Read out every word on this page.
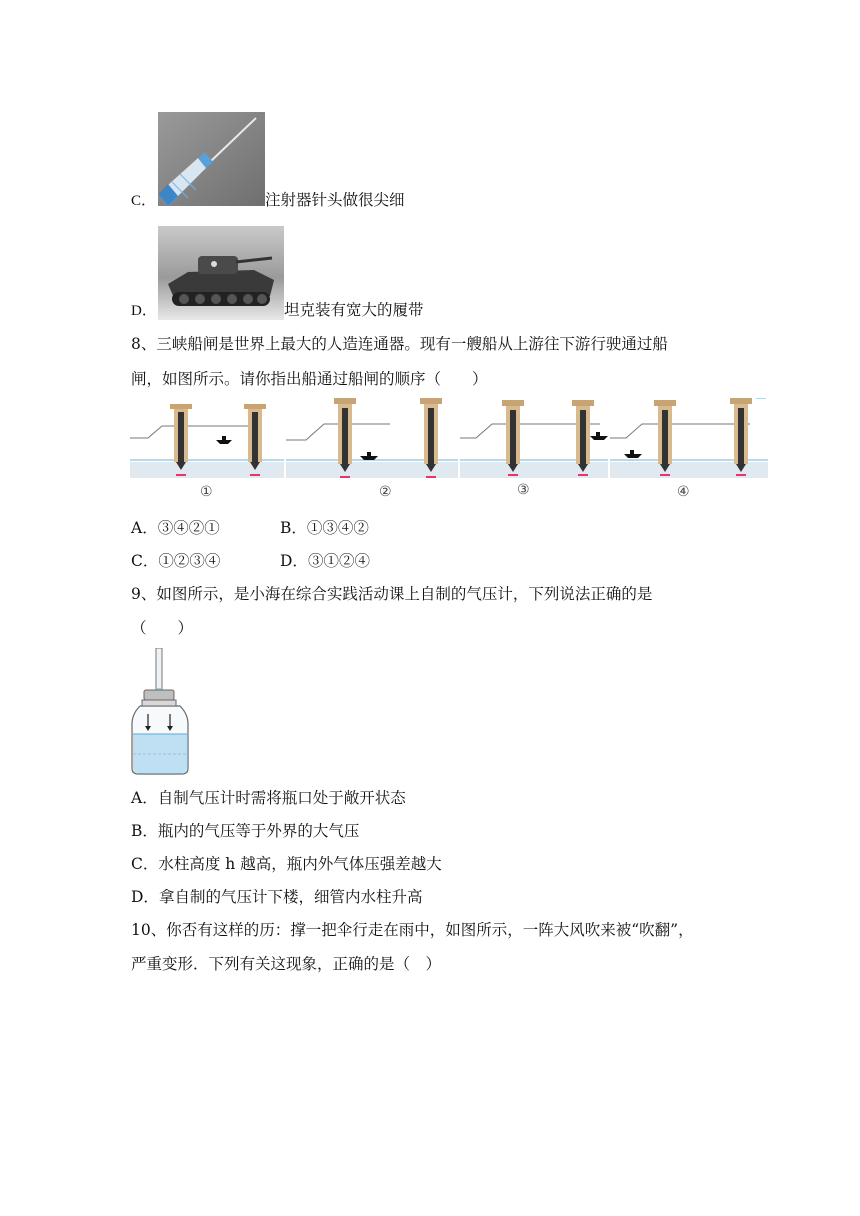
C．	注射器针头做很尖细
D．	坦克装有宽大的履带
8、三峡船闸是世界上最大的人造连通器。现有一艘船从上游往下游行驶通过船
闸，如图所示。请你指出船通过船闸的顺序（　　）
①	②	③	④
A．③④②①	B．①③④②
C．①②③④	D．③①②④
9、如图所示，是小海在综合实践活动课上自制的气压计，下列说法正确的是
（　　）
A．自制气压计时需将瓶口处于敞开状态
B．瓶内的气压等于外界的大气压
C．水柱高度 h 越高，瓶内外气体压强差越大
D．拿自制的气压计下楼，细管内水柱升高
10、你否有这样的历：撑一把伞行走在雨中，如图所示，一阵大风吹来被“吹翻”，
严重变形．下列有关这现象，正确的是（　）
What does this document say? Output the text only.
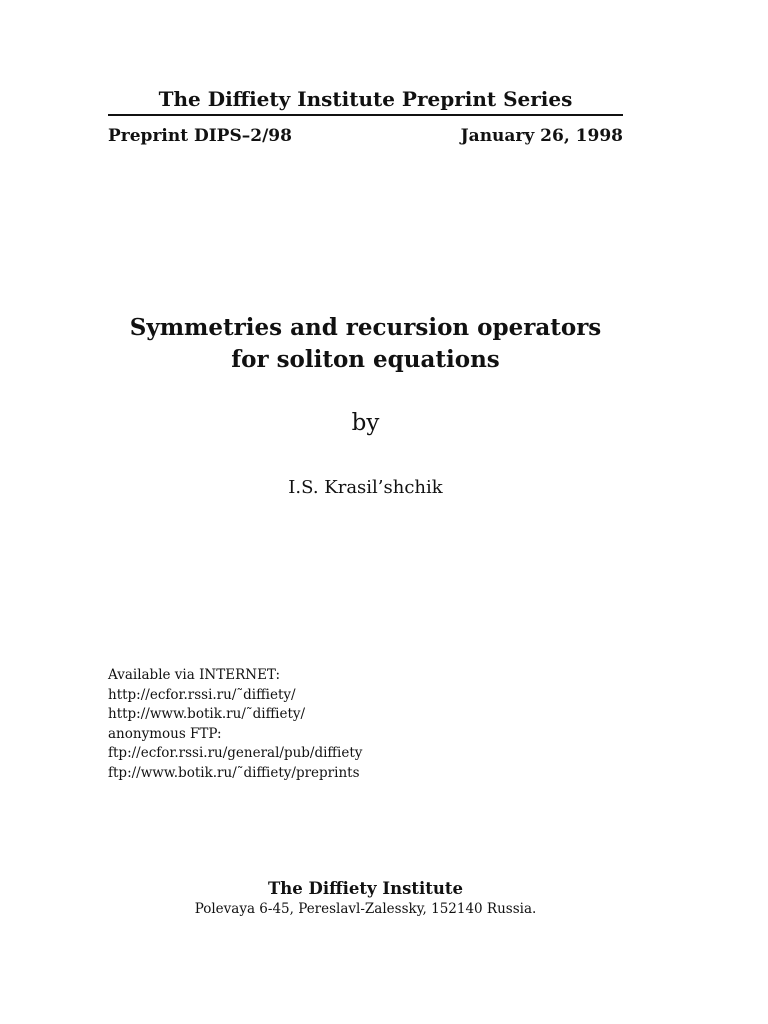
The Diffiety Institute Preprint Series
Preprint DIPS–2/98	January 26, 1998
Symmetries and recursion operators
for soliton equations
by
I.S. Krasil’shchik
Available via INTERNET:
http://ecfor.rssi.ru/˜diffiety/
http://www.botik.ru/˜diffiety/
anonymous FTP:
ftp://ecfor.rssi.ru/general/pub/diffiety
ftp://www.botik.ru/˜diffiety/preprints
The Diffiety Institute
Polevaya 6-45, Pereslavl-Zalessky, 152140 Russia.
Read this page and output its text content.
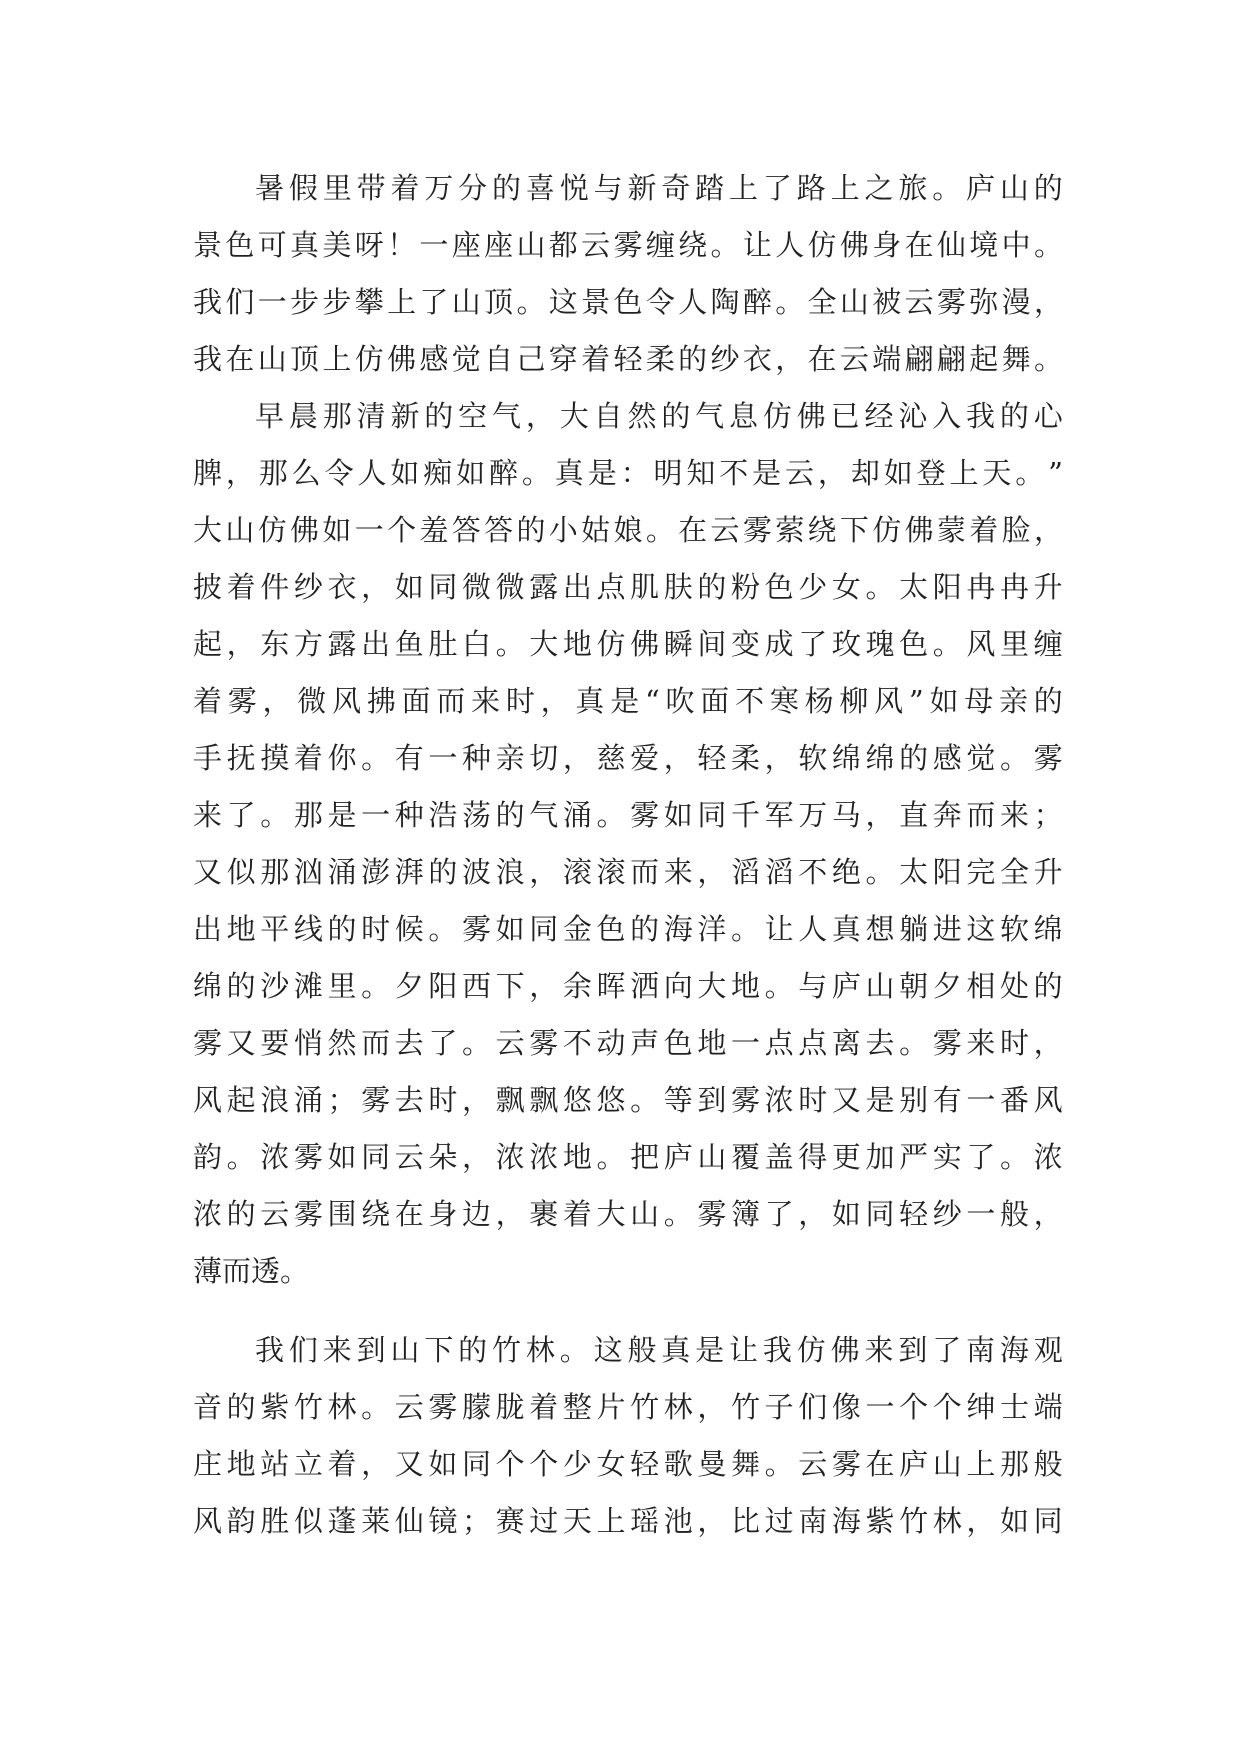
暑 假 里 带 着 万 分 的 喜 悦 与 新 奇 踏 上 了 路 上 之 旅 。 庐 山 的
景 色 可 真 美 呀 ！ 一 座 座 山 都 云 雾 缠 绕 。 让 人 仿 佛 身 在 仙 境 中 。
我 们 一 步 步 攀 上 了 山 顶 。 这 景 色 令 人 陶 醉 。 全 山 被 云 雾 弥 漫 ，
我 在 山 顶 上 仿 佛 感 觉 自 己 穿 着 轻 柔 的 纱 衣 ， 在 云 端 翩 翩 起 舞 。
早 晨 那 清 新 的 空 气 ， 大 自 然 的 气 息 仿 佛 已 经 沁 入 我 的 心
脾 ， 那 么 令 人 如 痴 如 醉 。 真 是 ： 明 知 不 是 云 ， 却 如 登 上 天 。 ”
大 山 仿 佛 如 一 个 羞 答 答 的 小 姑 娘 。 在 云 雾 萦 绕 下 仿 佛 蒙 着 脸 ，
披 着 件 纱 衣 ， 如 同 微 微 露 出 点 肌 肤 的 粉 色 少 女 。 太 阳 冉 冉 升
起 ， 东 方 露 出 鱼 肚 白 。 大 地 仿 佛 瞬 间 变 成 了 玫 瑰 色 。 风 里 缠
着 雾 ， 微 风 拂 面 而 来 时 ， 真 是 “ 吹 面 不 寒 杨 柳 风 ” 如 母 亲 的
手 抚 摸 着 你 。 有 一 种 亲 切 ， 慈 爱 ， 轻 柔 ， 软 绵 绵 的 感 觉 。 雾
来 了 。 那 是 一 种 浩 荡 的 气 涌 。 雾 如 同 千 军 万 马 ， 直 奔 而 来 ；
又 似 那 汹 涌 澎 湃 的 波 浪 ， 滚 滚 而 来 ， 滔 滔 不 绝 。 太 阳 完 全 升
出 地 平 线 的 时 候 。 雾 如 同 金 色 的 海 洋 。 让 人 真 想 躺 进 这 软 绵
绵 的 沙 滩 里 。 夕 阳 西 下 ， 余 晖 洒 向 大 地 。 与 庐 山 朝 夕 相 处 的
雾 又 要 悄 然 而 去 了 。 云 雾 不 动 声 色 地 一 点 点 离 去 。 雾 来 时 ，
风 起 浪 涌 ； 雾 去 时 ， 飘 飘 悠 悠 。 等 到 雾 浓 时 又 是 别 有 一 番 风
韵 。 浓 雾 如 同 云 朵 ， 浓 浓 地 。 把 庐 山 覆 盖 得 更 加 严 实 了 。 浓
浓 的 云 雾 围 绕 在 身 边 ， 裹 着 大 山 。 雾 簿 了 ， 如 同 轻 纱 一 般 ，
薄而透。
我 们 来 到 山 下 的 竹 林 。 这 般 真 是 让 我 仿 佛 来 到 了 南 海 观
音 的 紫 竹 林 。 云 雾 朦 胧 着 整 片 竹 林 ， 竹 子 们 像 一 个 个 绅 士 端
庄 地 站 立 着 ， 又 如 同 个 个 少 女 轻 歌 曼 舞 。 云 雾 在 庐 山 上 那 般
风 韵 胜 似 蓬 莱 仙 镜 ； 赛 过 天 上 瑶 池 ， 比 过 南 海 紫 竹 林 ， 如 同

------------------------------------

**Written request:**
From the records above, copy every line that holds the word "this".

**Written solution:**
Read out every word on this page.
What does this document say? Output the text only.
Read this page and output its text content.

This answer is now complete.